- [Task]:
Your task is to gather the lines below that hold the string "time".

- [Task input]:
>>>

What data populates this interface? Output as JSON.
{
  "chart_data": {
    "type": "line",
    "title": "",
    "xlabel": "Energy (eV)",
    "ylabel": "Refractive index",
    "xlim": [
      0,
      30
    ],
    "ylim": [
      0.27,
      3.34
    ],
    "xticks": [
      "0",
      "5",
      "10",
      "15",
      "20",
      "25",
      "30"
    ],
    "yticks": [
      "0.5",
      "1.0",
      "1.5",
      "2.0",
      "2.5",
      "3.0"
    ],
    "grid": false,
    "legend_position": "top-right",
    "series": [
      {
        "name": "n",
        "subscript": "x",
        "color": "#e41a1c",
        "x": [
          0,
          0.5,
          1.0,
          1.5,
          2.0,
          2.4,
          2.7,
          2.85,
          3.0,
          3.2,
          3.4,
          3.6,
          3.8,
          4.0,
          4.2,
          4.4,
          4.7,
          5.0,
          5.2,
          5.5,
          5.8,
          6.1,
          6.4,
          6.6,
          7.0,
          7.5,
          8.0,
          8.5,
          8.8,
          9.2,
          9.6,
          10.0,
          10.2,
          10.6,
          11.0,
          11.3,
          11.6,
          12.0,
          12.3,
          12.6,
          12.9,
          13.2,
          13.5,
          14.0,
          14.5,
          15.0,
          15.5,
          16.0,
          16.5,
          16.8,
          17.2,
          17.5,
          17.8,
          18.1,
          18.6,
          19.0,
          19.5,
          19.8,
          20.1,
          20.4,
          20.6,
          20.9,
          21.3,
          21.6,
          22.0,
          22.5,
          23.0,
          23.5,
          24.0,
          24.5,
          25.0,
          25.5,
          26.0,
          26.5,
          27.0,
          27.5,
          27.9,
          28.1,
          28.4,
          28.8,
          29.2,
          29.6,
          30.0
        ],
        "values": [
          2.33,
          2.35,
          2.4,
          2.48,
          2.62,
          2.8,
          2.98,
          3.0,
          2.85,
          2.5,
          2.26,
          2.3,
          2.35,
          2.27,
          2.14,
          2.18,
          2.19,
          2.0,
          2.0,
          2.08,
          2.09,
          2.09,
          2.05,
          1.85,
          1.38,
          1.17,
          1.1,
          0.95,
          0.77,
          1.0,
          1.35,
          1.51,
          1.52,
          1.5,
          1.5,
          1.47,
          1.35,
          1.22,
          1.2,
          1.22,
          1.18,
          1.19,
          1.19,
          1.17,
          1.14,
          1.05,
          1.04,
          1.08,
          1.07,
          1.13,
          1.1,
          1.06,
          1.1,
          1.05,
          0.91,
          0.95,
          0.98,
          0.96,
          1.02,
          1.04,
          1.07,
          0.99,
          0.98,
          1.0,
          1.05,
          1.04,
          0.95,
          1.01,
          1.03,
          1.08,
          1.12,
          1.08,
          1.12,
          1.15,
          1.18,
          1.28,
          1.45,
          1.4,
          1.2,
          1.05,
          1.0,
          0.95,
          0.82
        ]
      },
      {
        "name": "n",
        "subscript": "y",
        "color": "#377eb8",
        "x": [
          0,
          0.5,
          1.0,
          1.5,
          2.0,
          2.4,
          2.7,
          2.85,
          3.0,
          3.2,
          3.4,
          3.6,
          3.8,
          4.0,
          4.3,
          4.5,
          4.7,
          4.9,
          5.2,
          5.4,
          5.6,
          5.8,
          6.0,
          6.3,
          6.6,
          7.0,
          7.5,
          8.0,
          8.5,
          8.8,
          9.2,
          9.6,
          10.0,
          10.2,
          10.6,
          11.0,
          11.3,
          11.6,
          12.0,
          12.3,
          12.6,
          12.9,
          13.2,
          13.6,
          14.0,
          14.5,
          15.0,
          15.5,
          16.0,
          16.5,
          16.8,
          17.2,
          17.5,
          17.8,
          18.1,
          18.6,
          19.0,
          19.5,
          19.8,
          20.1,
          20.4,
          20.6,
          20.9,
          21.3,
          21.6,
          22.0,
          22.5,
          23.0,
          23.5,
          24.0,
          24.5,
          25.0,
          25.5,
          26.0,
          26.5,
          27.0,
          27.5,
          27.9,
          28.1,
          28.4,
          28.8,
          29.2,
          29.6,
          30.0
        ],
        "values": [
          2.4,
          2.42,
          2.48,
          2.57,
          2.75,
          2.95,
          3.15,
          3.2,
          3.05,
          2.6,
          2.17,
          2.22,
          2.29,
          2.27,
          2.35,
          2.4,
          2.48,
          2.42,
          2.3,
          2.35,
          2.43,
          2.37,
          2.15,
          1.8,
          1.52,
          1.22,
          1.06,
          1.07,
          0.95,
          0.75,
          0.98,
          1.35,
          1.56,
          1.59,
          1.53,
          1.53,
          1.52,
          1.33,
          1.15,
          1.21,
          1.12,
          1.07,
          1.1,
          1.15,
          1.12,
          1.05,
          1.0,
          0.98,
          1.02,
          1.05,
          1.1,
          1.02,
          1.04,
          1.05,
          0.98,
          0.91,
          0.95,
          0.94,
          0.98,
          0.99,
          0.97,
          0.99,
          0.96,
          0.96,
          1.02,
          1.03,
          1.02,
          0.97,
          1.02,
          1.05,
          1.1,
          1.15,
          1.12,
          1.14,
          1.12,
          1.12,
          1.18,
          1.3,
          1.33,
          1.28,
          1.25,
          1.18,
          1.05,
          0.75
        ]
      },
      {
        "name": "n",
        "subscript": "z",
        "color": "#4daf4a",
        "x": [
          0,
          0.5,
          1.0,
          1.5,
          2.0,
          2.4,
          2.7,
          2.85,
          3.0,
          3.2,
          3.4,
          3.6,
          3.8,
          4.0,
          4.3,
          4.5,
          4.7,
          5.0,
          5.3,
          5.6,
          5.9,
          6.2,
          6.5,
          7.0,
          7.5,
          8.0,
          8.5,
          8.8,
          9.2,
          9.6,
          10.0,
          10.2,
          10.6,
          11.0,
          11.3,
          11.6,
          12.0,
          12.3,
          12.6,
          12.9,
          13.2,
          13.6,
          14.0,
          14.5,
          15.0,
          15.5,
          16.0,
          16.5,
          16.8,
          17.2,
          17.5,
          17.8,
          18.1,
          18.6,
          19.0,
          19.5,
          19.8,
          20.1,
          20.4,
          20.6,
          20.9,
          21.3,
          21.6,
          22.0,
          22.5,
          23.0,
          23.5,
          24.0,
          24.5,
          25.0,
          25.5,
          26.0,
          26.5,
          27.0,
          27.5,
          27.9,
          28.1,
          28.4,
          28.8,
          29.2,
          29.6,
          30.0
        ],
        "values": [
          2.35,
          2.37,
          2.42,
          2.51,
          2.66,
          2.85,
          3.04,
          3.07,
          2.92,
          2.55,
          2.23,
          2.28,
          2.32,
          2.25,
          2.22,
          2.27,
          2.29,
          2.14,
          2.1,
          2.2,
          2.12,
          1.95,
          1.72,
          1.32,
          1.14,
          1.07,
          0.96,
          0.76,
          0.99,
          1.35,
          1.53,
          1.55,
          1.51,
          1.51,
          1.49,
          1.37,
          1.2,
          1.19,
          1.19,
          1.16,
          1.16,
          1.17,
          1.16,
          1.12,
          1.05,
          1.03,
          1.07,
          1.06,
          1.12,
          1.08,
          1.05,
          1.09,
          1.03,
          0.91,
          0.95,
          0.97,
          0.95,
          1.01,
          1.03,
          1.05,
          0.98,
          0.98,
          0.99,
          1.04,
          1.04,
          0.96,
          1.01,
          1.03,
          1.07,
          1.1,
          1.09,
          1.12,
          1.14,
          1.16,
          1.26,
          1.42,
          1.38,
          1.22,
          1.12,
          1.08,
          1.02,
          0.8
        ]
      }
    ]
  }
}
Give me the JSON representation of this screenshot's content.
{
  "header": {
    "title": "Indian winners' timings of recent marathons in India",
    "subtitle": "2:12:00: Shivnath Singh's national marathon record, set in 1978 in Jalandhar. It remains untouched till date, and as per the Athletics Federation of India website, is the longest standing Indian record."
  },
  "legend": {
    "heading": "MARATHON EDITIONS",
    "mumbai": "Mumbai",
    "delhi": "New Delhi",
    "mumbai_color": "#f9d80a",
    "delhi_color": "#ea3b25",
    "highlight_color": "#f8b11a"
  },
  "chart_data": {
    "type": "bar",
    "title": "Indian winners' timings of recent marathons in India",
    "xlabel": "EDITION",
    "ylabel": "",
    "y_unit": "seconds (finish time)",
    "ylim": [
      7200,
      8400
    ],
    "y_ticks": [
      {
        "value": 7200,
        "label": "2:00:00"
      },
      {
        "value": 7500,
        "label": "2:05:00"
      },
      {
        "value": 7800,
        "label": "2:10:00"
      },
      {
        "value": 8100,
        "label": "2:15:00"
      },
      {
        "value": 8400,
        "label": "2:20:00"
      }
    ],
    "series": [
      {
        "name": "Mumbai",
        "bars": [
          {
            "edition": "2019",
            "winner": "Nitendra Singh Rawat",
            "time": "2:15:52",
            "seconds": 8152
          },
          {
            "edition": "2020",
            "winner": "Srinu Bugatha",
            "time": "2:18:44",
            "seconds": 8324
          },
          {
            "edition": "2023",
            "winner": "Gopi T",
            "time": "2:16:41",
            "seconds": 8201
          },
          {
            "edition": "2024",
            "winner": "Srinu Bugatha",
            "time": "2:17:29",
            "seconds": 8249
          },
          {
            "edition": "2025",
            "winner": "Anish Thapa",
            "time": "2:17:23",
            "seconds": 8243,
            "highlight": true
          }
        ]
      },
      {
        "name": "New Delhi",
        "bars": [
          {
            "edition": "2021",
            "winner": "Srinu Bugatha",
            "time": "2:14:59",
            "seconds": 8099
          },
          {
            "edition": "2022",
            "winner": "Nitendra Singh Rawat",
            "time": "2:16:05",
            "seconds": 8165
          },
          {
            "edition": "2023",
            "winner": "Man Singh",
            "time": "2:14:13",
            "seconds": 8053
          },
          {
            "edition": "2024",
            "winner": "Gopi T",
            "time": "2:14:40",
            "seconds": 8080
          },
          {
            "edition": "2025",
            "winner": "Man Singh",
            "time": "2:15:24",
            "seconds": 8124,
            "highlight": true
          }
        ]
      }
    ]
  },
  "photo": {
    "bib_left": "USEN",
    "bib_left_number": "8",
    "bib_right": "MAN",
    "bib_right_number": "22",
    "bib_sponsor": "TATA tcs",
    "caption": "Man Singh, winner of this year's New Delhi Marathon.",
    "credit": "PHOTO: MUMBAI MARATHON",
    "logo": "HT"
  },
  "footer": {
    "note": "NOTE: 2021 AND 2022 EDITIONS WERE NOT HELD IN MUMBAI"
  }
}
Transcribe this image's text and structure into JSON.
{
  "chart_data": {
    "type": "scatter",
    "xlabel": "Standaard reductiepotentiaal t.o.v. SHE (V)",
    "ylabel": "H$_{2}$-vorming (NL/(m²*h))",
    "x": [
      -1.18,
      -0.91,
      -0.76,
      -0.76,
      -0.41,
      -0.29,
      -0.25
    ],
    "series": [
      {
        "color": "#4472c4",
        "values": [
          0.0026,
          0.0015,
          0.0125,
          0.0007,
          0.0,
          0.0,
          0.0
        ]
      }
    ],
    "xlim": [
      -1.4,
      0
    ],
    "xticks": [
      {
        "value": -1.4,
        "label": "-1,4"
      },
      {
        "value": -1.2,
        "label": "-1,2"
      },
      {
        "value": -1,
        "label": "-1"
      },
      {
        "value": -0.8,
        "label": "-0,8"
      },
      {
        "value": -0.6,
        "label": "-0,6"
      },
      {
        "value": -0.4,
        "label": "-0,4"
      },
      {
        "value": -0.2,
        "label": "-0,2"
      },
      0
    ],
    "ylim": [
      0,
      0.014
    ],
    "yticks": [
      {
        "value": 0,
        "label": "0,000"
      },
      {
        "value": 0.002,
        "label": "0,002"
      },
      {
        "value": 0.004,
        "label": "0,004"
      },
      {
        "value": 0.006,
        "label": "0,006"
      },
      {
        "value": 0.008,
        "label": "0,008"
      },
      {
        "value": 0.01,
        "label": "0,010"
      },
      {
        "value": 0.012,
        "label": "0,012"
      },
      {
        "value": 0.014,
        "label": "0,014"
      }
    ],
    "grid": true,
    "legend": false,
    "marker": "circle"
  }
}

<<<

- [Response]:
    "y_unit": "seconds (finish time)",
            "time": "2:15:52",
            "time": "2:18:44",
            "time": "2:16:41",
            "time": "2:17:29",
            "time": "2:17:23",
            "time": "2:14:59",
            "time": "2:16:05",
            "time": "2:14:13",
            "time": "2:14:40",
            "time": "2:15:24",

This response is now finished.